_Exercise task_: Exclude the pictures; give every entry again exactly as written.

Stored data:

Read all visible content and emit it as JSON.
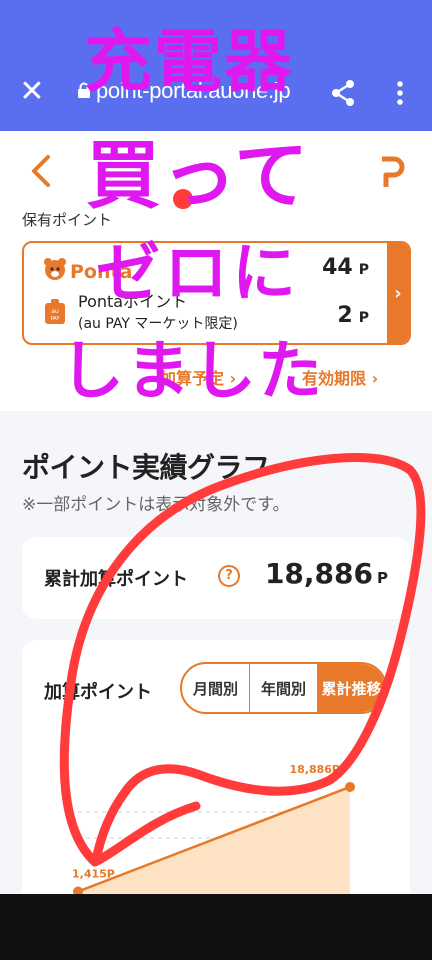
{
  "browser": {
    "url": "point-portal.auone.jp",
    "icons": [
      "close-icon",
      "lock-icon",
      "share-icon",
      "more-vert-icon"
    ]
  },
  "header": {
    "holding_label": "保有ポイント",
    "ponta": {
      "logo_text": "Ponta",
      "points": "44",
      "unit": "P"
    },
    "aupay": {
      "name": "Pontaポイント",
      "sub": "(au PAY マーケット限定)",
      "points": "2",
      "unit": "P"
    },
    "links": {
      "scheduled": "加算予定 ›",
      "expiry": "有効期限 ›"
    }
  },
  "graph": {
    "title": "ポイント実績グラフ",
    "note": "※一部ポイントは表示対象外です。",
    "total_label": "累計加算ポイント",
    "help": "?",
    "total_value": "18,886",
    "total_unit": "P",
    "chart_label": "加算ポイント",
    "tabs": [
      "月間別",
      "年間別",
      "累計推移"
    ],
    "selected_tab": "累計推移"
  },
  "chart_data": {
    "type": "area",
    "x": [
      "start",
      "end"
    ],
    "values": [
      1415,
      18886
    ],
    "labels": [
      "1,415P",
      "18,886P"
    ],
    "color": "#e8782a",
    "fill": "#fde3c4"
  },
  "overlay": {
    "line1": "充電器",
    "line2": "買って",
    "line3": "ゼロに",
    "line4": "しました",
    "colors": {
      "text": "#e018f0",
      "scribble": "#ff3b3b"
    }
  },
  "colors": {
    "accent": "#e8782a",
    "browser": "#5a6ff0"
  }
}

_Full answer_:
Read all visible content and emit it as JSON.
{
  "browser": {
    "url": "point-portal.auone.jp",
    "icons": [
      "close-icon",
      "lock-icon",
      "share-icon",
      "more-vert-icon"
    ]
  },
  "header": {
    "holding_label": "保有ポイント",
    "ponta": {
      "logo_text": "Ponta",
      "points": "44",
      "unit": "P"
    },
    "aupay": {
      "name": "Pontaポイント",
      "sub": "(au PAY マーケット限定)",
      "points": "2",
      "unit": "P"
    },
    "links": {
      "scheduled": "加算予定 ›",
      "expiry": "有効期限 ›"
    }
  },
  "graph": {
    "title": "ポイント実績グラフ",
    "note": "※一部ポイントは表示対象外です。",
    "total_label": "累計加算ポイント",
    "help": "?",
    "total_value": "18,886",
    "total_unit": "P",
    "chart_label": "加算ポイント",
    "tabs": [
      "月間別",
      "年間別",
      "累計推移"
    ],
    "selected_tab": "累計推移"
  },
  "chart_data": {
    "type": "area",
    "x": [
      "start",
      "end"
    ],
    "values": [
      1415,
      18886
    ],
    "labels": [
      "1,415P",
      "18,886P"
    ],
    "color": "#e8782a",
    "fill": "#fde3c4"
  },
  "overlay": {
    "line1": "充電器",
    "line2": "買って",
    "line3": "ゼロに",
    "line4": "しました",
    "colors": {
      "text": "#e018f0",
      "scribble": "#ff3b3b"
    }
  },
  "colors": {
    "accent": "#e8782a",
    "browser": "#5a6ff0"
  }
}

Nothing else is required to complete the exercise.